*Description of the task*: Restate the records in their entirety, word for word.

*Supplied data*:
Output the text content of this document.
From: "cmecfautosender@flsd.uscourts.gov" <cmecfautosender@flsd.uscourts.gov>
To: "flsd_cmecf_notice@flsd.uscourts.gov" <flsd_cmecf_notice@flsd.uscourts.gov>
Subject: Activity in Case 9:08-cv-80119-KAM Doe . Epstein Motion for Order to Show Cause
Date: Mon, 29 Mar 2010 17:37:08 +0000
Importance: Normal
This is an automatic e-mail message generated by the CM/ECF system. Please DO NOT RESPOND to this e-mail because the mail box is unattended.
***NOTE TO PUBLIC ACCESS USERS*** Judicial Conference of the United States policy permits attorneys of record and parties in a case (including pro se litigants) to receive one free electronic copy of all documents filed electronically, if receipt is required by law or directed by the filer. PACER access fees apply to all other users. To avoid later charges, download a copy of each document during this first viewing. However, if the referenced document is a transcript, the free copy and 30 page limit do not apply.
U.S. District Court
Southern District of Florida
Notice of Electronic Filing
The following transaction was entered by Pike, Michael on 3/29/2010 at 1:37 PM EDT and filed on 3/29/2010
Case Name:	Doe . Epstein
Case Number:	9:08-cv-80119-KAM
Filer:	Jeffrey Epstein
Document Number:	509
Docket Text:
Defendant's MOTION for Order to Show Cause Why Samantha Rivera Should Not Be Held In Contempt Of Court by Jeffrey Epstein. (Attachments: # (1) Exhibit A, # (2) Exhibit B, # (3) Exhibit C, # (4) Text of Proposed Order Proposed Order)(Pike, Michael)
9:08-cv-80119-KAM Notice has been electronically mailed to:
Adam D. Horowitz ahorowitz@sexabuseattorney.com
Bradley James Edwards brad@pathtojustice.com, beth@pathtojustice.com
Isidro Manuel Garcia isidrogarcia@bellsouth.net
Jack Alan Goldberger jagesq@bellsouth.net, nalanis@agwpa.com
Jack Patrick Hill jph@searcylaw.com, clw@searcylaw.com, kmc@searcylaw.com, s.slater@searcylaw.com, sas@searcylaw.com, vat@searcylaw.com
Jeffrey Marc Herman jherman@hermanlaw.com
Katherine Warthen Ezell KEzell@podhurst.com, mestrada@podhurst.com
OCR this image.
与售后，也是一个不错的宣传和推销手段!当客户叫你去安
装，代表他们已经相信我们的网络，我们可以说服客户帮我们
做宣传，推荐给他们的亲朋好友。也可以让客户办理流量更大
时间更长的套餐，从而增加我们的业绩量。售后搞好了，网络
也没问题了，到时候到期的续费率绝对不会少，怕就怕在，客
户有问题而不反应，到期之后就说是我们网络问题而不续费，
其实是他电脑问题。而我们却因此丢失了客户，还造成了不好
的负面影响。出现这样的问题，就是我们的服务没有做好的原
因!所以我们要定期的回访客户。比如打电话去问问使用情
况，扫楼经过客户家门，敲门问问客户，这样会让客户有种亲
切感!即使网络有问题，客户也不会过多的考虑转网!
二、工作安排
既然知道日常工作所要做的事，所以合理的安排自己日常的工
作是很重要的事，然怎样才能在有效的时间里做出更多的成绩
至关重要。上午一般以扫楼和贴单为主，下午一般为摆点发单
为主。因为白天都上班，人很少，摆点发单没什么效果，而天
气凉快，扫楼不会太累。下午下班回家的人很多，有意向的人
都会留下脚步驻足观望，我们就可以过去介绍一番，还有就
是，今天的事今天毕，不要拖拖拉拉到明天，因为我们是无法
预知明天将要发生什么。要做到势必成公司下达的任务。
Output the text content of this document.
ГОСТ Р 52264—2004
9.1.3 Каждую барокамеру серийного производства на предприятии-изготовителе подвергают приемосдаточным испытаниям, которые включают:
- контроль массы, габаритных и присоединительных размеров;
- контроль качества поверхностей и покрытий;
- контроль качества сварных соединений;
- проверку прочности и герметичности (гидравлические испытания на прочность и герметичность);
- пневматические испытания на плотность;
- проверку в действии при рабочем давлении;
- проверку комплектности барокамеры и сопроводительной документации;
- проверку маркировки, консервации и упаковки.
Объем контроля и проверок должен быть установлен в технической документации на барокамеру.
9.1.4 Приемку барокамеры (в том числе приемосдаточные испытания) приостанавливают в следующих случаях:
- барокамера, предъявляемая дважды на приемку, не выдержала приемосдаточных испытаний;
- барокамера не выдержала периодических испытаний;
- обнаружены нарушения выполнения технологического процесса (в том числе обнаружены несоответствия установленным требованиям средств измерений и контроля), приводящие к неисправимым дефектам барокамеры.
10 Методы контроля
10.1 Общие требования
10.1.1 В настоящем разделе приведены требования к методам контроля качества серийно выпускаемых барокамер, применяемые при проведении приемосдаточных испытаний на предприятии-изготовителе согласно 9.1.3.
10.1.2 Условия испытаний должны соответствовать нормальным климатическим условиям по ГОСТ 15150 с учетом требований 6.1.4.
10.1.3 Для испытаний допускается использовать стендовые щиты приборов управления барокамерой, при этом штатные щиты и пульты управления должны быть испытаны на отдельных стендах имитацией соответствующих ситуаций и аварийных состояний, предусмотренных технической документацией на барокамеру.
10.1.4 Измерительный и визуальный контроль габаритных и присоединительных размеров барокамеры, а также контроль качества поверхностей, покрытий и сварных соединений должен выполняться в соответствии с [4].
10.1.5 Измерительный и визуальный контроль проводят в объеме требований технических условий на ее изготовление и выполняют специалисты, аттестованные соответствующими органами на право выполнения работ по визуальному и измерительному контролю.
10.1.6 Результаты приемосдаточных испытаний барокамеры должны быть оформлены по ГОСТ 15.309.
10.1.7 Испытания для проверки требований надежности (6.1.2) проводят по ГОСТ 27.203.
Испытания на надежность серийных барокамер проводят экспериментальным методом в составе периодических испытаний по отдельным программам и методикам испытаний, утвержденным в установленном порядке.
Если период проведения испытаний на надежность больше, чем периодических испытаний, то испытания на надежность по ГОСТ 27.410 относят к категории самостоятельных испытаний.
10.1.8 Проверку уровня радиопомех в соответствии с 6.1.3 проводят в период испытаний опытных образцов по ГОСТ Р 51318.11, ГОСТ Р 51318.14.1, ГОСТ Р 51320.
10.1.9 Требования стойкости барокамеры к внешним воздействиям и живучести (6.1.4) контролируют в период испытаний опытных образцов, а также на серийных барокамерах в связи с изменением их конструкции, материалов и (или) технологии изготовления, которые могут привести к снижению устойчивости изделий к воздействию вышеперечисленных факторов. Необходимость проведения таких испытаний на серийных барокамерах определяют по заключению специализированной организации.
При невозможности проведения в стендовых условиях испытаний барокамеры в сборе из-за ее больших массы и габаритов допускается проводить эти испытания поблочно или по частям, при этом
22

*Result*:
Output the text content of this document.
From: "cmecfautosender@flsd.uscourts.gov" <cmecfautosender@flsd.uscourts.gov>
To: "flsd_cmecf_notice@flsd.uscourts.gov" <flsd_cmecf_notice@flsd.uscourts.gov>
Subject: Activity in Case 9:08-cv-80119-KAM Doe . Epstein Motion for Order to Show Cause
Date: Mon, 29 Mar 2010 17:37:08 +0000
Importance: Normal
This is an automatic e-mail message generated by the CM/ECF system. Please DO NOT RESPOND to this e-mail because the mail box is unattended.
***NOTE TO PUBLIC ACCESS USERS*** Judicial Conference of the United States policy permits attorneys of record and parties in a case (including pro se litigants) to receive one free electronic copy of all documents filed electronically, if receipt is required by law or directed by the filer. PACER access fees apply to all other users. To avoid later charges, download a copy of each document during this first viewing. However, if the referenced document is a transcript, the free copy and 30 page limit do not apply.
U.S. District Court
Southern District of Florida
Notice of Electronic Filing
The following transaction was entered by Pike, Michael on 3/29/2010 at 1:37 PM EDT and filed on 3/29/2010
Case Name:	Doe . Epstein
Case Number:	9:08-cv-80119-KAM
Filer:	Jeffrey Epstein
Document Number:	509
Docket Text:
Defendant's MOTION for Order to Show Cause Why Samantha Rivera Should Not Be Held In Contempt Of Court by Jeffrey Epstein. (Attachments: # (1) Exhibit A, # (2) Exhibit B, # (3) Exhibit C, # (4) Text of Proposed Order Proposed Order)(Pike, Michael)
9:08-cv-80119-KAM Notice has been electronically mailed to:
Adam D. Horowitz ahorowitz@sexabuseattorney.com
Bradley James Edwards brad@pathtojustice.com, beth@pathtojustice.com
Isidro Manuel Garcia isidrogarcia@bellsouth.net
Jack Alan Goldberger jagesq@bellsouth.net, nalanis@agwpa.com
Jack Patrick Hill jph@searcylaw.com, clw@searcylaw.com, kmc@searcylaw.com, s.slater@searcylaw.com, sas@searcylaw.com, vat@searcylaw.com
Jeffrey Marc Herman jherman@hermanlaw.com
Katherine Warthen Ezell KEzell@podhurst.com, mestrada@podhurst.com
OCR this image.
与售后，也是一个不错的宣传和推销手段!当客户叫你去安
装，代表他们已经相信我们的网络，我们可以说服客户帮我们
做宣传，推荐给他们的亲朋好友。也可以让客户办理流量更大
时间更长的套餐，从而增加我们的业绩量。售后搞好了，网络
也没问题了，到时候到期的续费率绝对不会少，怕就怕在，客
户有问题而不反应，到期之后就说是我们网络问题而不续费，
其实是他电脑问题。而我们却因此丢失了客户，还造成了不好
的负面影响。出现这样的问题，就是我们的服务没有做好的原
因!所以我们要定期的回访客户。比如打电话去问问使用情
况，扫楼经过客户家门，敲门问问客户，这样会让客户有种亲
切感!即使网络有问题，客户也不会过多的考虑转网!
二、工作安排
既然知道日常工作所要做的事，所以合理的安排自己日常的工
作是很重要的事，然怎样才能在有效的时间里做出更多的成绩
至关重要。上午一般以扫楼和贴单为主，下午一般为摆点发单
为主。因为白天都上班，人很少，摆点发单没什么效果，而天
气凉快，扫楼不会太累。下午下班回家的人很多，有意向的人
都会留下脚步驻足观望，我们就可以过去介绍一番，还有就
是，今天的事今天毕，不要拖拖拉拉到明天，因为我们是无法
预知明天将要发生什么。要做到势必成公司下达的任务。
Output the text content of this document.
ГОСТ Р 52264—2004
9.1.3 Каждую барокамеру серийного производства на предприятии-изготовителе подвергают приемосдаточным испытаниям, которые включают:
- контроль массы, габаритных и присоединительных размеров;
- контроль качества поверхностей и покрытий;
- контроль качества сварных соединений;
- проверку прочности и герметичности (гидравлические испытания на прочность и герметичность);
- пневматические испытания на плотность;
- проверку в действии при рабочем давлении;
- проверку комплектности барокамеры и сопроводительной документации;
- проверку маркировки, консервации и упаковки.
Объем контроля и проверок должен быть установлен в технической документации на барокамеру.
9.1.4 Приемку барокамеры (в том числе приемосдаточные испытания) приостанавливают в следующих случаях:
- барокамера, предъявляемая дважды на приемку, не выдержала приемосдаточных испытаний;
- барокамера не выдержала периодических испытаний;
- обнаружены нарушения выполнения технологического процесса (в том числе обнаружены несоответствия установленным требованиям средств измерений и контроля), приводящие к неисправимым дефектам барокамеры.
10 Методы контроля
10.1 Общие требования
10.1.1 В настоящем разделе приведены требования к методам контроля качества серийно выпускаемых барокамер, применяемые при проведении приемосдаточных испытаний на предприятии-изготовителе согласно 9.1.3.
10.1.2 Условия испытаний должны соответствовать нормальным климатическим условиям по ГОСТ 15150 с учетом требований 6.1.4.
10.1.3 Для испытаний допускается использовать стендовые щиты приборов управления барокамерой, при этом штатные щиты и пульты управления должны быть испытаны на отдельных стендах имитацией соответствующих ситуаций и аварийных состояний, предусмотренных технической документацией на барокамеру.
10.1.4 Измерительный и визуальный контроль габаритных и присоединительных размеров барокамеры, а также контроль качества поверхностей, покрытий и сварных соединений должен выполняться в соответствии с [4].
10.1.5 Измерительный и визуальный контроль проводят в объеме требований технических условий на ее изготовление и выполняют специалисты, аттестованные соответствующими органами на право выполнения работ по визуальному и измерительному контролю.
10.1.6 Результаты приемосдаточных испытаний барокамеры должны быть оформлены по ГОСТ 15.309.
10.1.7 Испытания для проверки требований надежности (6.1.2) проводят по ГОСТ 27.203.
Испытания на надежность серийных барокамер проводят экспериментальным методом в составе периодических испытаний по отдельным программам и методикам испытаний, утвержденным в установленном порядке.
Если период проведения испытаний на надежность больше, чем периодических испытаний, то испытания на надежность по ГОСТ 27.410 относят к категории самостоятельных испытаний.
10.1.8 Проверку уровня радиопомех в соответствии с 6.1.3 проводят в период испытаний опытных образцов по ГОСТ Р 51318.11, ГОСТ Р 51318.14.1, ГОСТ Р 51320.
10.1.9 Требования стойкости барокамеры к внешним воздействиям и живучести (6.1.4) контролируют в период испытаний опытных образцов, а также на серийных барокамерах в связи с изменением их конструкции, материалов и (или) технологии изготовления, которые могут привести к снижению устойчивости изделий к воздействию вышеперечисленных факторов. Необходимость проведения таких испытаний на серийных барокамерах определяют по заключению специализированной организации.
При невозможности проведения в стендовых условиях испытаний барокамеры в сборе из-за ее больших массы и габаритов допускается проводить эти испытания поблочно или по частям, при этом
22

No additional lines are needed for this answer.